Report each line of the data that includes the word "document".

━━━━━━

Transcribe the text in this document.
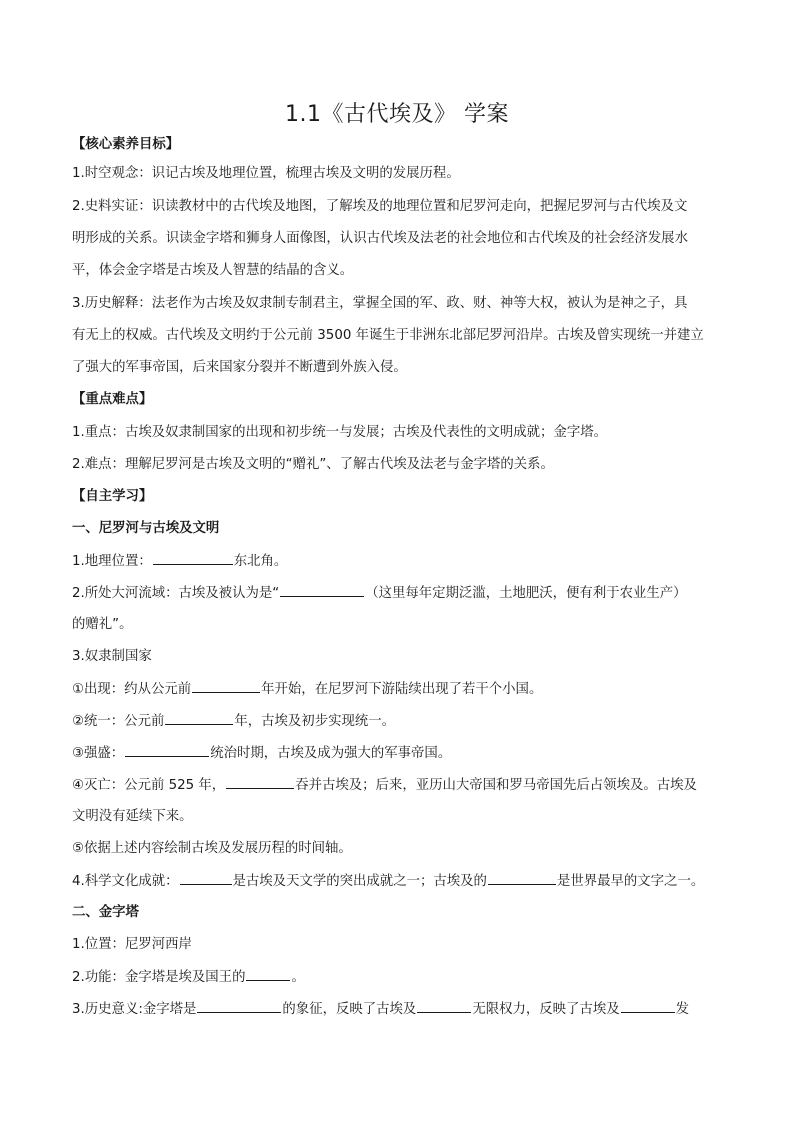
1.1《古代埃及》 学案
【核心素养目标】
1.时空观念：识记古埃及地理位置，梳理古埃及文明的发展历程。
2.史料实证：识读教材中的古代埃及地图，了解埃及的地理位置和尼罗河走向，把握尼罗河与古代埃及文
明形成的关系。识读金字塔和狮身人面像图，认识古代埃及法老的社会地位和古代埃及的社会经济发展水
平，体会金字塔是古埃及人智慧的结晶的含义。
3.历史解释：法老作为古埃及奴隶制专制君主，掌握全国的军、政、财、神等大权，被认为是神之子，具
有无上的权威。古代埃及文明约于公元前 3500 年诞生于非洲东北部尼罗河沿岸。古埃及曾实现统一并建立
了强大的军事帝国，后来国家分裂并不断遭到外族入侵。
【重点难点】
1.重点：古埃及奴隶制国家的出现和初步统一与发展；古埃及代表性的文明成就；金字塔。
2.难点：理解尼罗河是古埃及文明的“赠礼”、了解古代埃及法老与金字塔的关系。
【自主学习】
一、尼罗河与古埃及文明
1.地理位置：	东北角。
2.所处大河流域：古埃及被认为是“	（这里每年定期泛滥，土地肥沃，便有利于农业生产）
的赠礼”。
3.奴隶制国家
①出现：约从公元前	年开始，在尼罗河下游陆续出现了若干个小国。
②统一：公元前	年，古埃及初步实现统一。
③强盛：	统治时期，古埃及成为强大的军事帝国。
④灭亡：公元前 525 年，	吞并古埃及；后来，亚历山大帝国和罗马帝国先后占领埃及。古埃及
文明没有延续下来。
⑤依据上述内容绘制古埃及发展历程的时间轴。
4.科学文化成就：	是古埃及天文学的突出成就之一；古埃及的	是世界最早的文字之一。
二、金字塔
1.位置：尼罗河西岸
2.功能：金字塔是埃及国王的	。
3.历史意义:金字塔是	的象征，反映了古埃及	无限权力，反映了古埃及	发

━━━━━━

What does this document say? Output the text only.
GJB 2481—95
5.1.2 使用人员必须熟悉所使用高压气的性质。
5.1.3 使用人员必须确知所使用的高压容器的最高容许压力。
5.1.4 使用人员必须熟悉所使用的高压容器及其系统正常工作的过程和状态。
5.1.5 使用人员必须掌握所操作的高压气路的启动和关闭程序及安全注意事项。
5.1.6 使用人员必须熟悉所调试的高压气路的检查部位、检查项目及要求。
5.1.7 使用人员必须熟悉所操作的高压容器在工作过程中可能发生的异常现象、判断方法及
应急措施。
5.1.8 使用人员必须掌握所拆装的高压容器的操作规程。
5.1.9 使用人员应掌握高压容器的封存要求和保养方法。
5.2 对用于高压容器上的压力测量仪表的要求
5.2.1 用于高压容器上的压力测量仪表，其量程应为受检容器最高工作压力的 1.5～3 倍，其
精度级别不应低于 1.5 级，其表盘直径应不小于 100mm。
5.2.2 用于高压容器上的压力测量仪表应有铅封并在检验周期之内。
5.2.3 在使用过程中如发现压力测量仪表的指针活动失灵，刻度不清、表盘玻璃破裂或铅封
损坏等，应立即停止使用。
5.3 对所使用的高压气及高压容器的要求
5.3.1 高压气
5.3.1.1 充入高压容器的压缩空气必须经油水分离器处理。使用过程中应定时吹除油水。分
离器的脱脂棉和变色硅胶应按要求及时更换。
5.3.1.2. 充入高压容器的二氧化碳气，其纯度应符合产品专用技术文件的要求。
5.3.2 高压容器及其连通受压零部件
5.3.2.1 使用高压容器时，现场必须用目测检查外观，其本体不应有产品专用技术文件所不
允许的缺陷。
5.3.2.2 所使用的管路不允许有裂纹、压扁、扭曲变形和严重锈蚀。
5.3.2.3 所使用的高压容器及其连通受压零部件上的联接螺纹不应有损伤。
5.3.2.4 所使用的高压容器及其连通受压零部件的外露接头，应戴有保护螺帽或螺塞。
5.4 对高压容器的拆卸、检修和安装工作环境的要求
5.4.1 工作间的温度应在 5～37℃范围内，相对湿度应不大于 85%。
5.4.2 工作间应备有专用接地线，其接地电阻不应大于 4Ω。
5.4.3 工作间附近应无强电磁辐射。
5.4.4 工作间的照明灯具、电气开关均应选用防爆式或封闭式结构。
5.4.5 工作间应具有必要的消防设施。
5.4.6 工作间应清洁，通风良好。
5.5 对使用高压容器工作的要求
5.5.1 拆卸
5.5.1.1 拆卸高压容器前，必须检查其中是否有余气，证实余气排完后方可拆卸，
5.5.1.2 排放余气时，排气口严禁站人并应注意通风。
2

━━━━━━

• [Finished exercise]:
Transcribe the text in this document.
What does this document say? Output the text only.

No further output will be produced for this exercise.